[Given problem]
Tally the lines that contain "color" and report the total alone.

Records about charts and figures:
---

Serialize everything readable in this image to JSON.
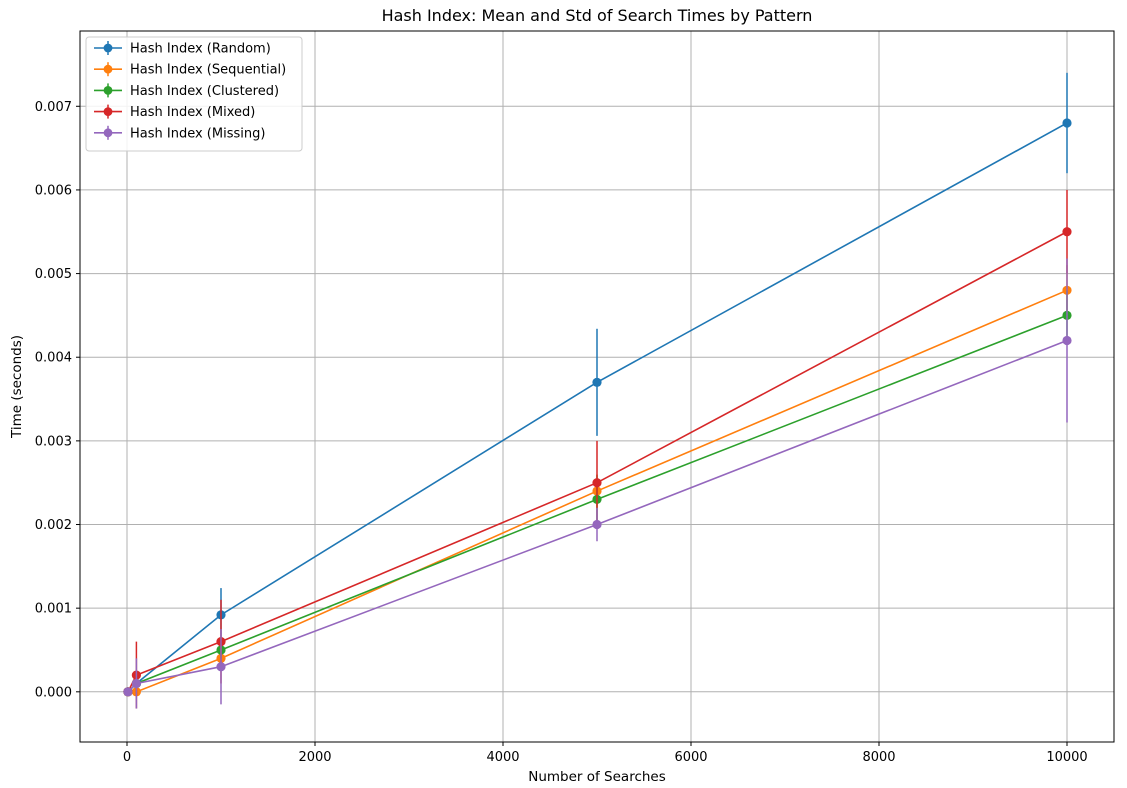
{
  "chart_data": {
    "type": "line",
    "title": "Hash Index: Mean and Std of Search Times by Pattern",
    "xlabel": "Number of Searches",
    "ylabel": "Time (seconds)",
    "xlim": [
      -500,
      10500
    ],
    "ylim": [
      -0.0006,
      0.0079
    ],
    "x_ticks": [
      0,
      2000,
      4000,
      6000,
      8000,
      10000
    ],
    "x_tick_labels": [
      "0",
      "2000",
      "4000",
      "6000",
      "8000",
      "10000"
    ],
    "y_ticks": [
      0.0,
      0.001,
      0.002,
      0.003,
      0.004,
      0.005,
      0.006,
      0.007
    ],
    "y_tick_labels": [
      "0.000",
      "0.001",
      "0.002",
      "0.003",
      "0.004",
      "0.005",
      "0.006",
      "0.007"
    ],
    "grid": true,
    "legend_position": "top-left",
    "x": [
      10,
      100,
      1000,
      5000,
      10000
    ],
    "series": [
      {
        "name": "Hash Index (Random)",
        "color": "#1f77b4",
        "values": [
          0.0,
          0.0001,
          0.00092,
          0.0037,
          0.0068
        ],
        "std": [
          2e-05,
          0.0001,
          0.00032,
          0.00064,
          0.0006
        ]
      },
      {
        "name": "Hash Index (Sequential)",
        "color": "#ff7f0e",
        "values": [
          0.0,
          0.0,
          0.0004,
          0.0024,
          0.0048
        ],
        "std": [
          1e-05,
          2e-05,
          0.0001,
          0.0002,
          0.0003
        ]
      },
      {
        "name": "Hash Index (Clustered)",
        "color": "#2ca02c",
        "values": [
          0.0,
          0.0001,
          0.0005,
          0.0023,
          0.0045
        ],
        "std": [
          1e-05,
          3e-05,
          0.0001,
          0.00029,
          0.0003
        ]
      },
      {
        "name": "Hash Index (Mixed)",
        "color": "#d62728",
        "values": [
          0.0,
          0.0002,
          0.0006,
          0.0025,
          0.0055
        ],
        "std": [
          1e-05,
          0.0004,
          0.0005,
          0.0005,
          0.0005
        ]
      },
      {
        "name": "Hash Index (Missing)",
        "color": "#9467bd",
        "values": [
          0.0,
          0.0001,
          0.0003,
          0.002,
          0.0042
        ],
        "std": [
          1e-05,
          0.0003,
          0.00045,
          0.0002,
          0.00098
        ]
      }
    ]
  }
}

---

[Answer to this task]
5